_Written exercise_. Set the listing down again exactly, please, apart from its pictures.
☆ ☆ ☆ ☆ ☆
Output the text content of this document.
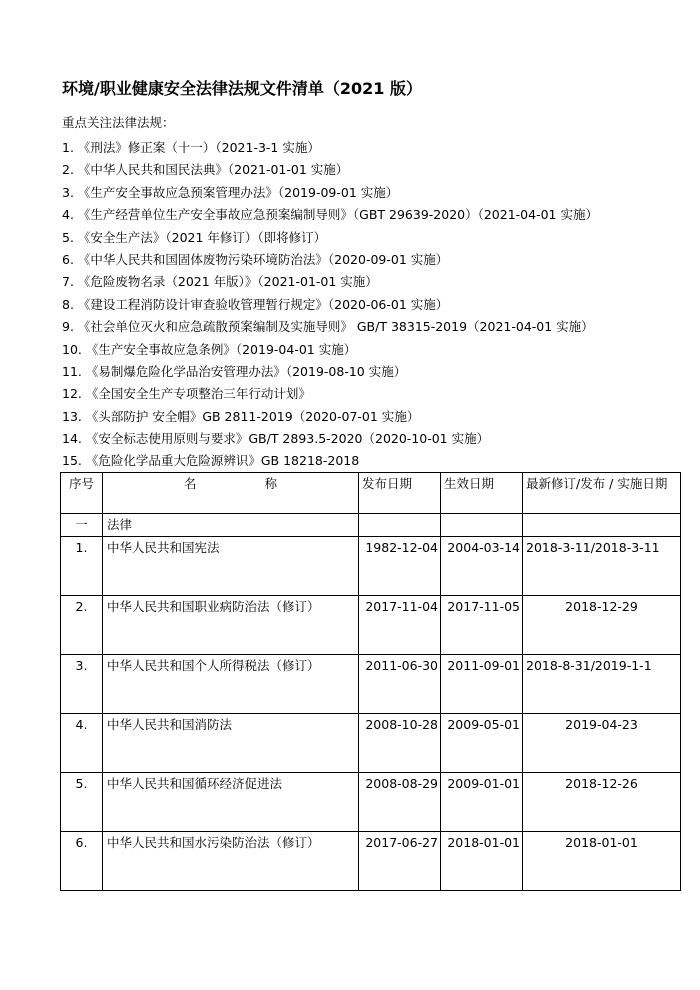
环境/职业健康安全法律法规文件清单（2021 版）
重点关注法律法规：
1. 《刑法》修正案（十一）（2021-3-1 实施）
2. 《中华人民共和国民法典》（2021-01-01 实施）
3. 《生产安全事故应急预案管理办法》（2019-09-01 实施）
4. 《生产经营单位生产安全事故应急预案编制导则》（GBT 29639-2020）（2021-04-01 实施）
5. 《安全生产法》（2021 年修订）（即将修订）
6. 《中华人民共和国固体废物污染环境防治法》（2020-09-01 实施）
7. 《危险废物名录（2021 年版）》（2021-01-01 实施）
8. 《建设工程消防设计审查验收管理暂行规定》（2020-06-01 实施）
9. 《社会单位灭火和应急疏散预案编制及实施导则》 GB/T 38315-2019（2021-04-01 实施）
10. 《生产安全事故应急条例》（2019-04-01 实施）
11. 《易制爆危险化学品治安管理办法》（2019-08-10 实施）
12. 《全国安全生产专项整治三年行动计划》
13. 《头部防护 安全帽》GB 2811-2019（2020-07-01 实施）
14. 《安全标志使用原则与要求》GB/T 2893.5-2020（2020-10-01 实施）
15. 《危险化学品重大危险源辨识》GB 18218-2018
序号	名 称	发布日期	生效日期	最新修订/发布 / 实施日期
一	法律			
1.	中华人民共和国宪法	1982-12-04	2004-03-14	2018-3-11/2018-3-11
2.	中华人民共和国职业病防治法（修订）	2017-11-04	2017-11-05	2018-12-29
3.	中华人民共和国个人所得税法（修订）	2011-06-30	2011-09-01	2018-8-31/2019-1-1
4.	中华人民共和国消防法	2008-10-28	2009-05-01	2019-04-23
5.	中华人民共和国循环经济促进法	2008-08-29	2009-01-01	2018-12-26
6.	中华人民共和国水污染防治法（修订）	2017-06-27	2018-01-01	2018-01-01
☆ ☆ ☆ ☆ ☆
_Complete response_.
Output the text content of this document.
环境/职业健康安全法律法规文件清单（2021 版）
重点关注法律法规：
1. 《刑法》修正案（十一）（2021-3-1 实施）
2. 《中华人民共和国民法典》（2021-01-01 实施）
3. 《生产安全事故应急预案管理办法》（2019-09-01 实施）
4. 《生产经营单位生产安全事故应急预案编制导则》（GBT 29639-2020）（2021-04-01 实施）
5. 《安全生产法》（2021 年修订）（即将修订）
6. 《中华人民共和国固体废物污染环境防治法》（2020-09-01 实施）
7. 《危险废物名录（2021 年版）》（2021-01-01 实施）
8. 《建设工程消防设计审查验收管理暂行规定》（2020-06-01 实施）
9. 《社会单位灭火和应急疏散预案编制及实施导则》 GB/T 38315-2019（2021-04-01 实施）
10. 《生产安全事故应急条例》（2019-04-01 实施）
11. 《易制爆危险化学品治安管理办法》（2019-08-10 实施）
12. 《全国安全生产专项整治三年行动计划》
13. 《头部防护 安全帽》GB 2811-2019（2020-07-01 实施）
14. 《安全标志使用原则与要求》GB/T 2893.5-2020（2020-10-01 实施）
15. 《危险化学品重大危险源辨识》GB 18218-2018
序号	名 称	发布日期	生效日期	最新修订/发布 / 实施日期
一	法律			
1.	中华人民共和国宪法	1982-12-04	2004-03-14	2018-3-11/2018-3-11
2.	中华人民共和国职业病防治法（修订）	2017-11-04	2017-11-05	2018-12-29
3.	中华人民共和国个人所得税法（修订）	2011-06-30	2011-09-01	2018-8-31/2019-1-1
4.	中华人民共和国消防法	2008-10-28	2009-05-01	2019-04-23
5.	中华人民共和国循环经济促进法	2008-08-29	2009-01-01	2018-12-26
6.	中华人民共和国水污染防治法（修订）	2017-06-27	2018-01-01	2018-01-01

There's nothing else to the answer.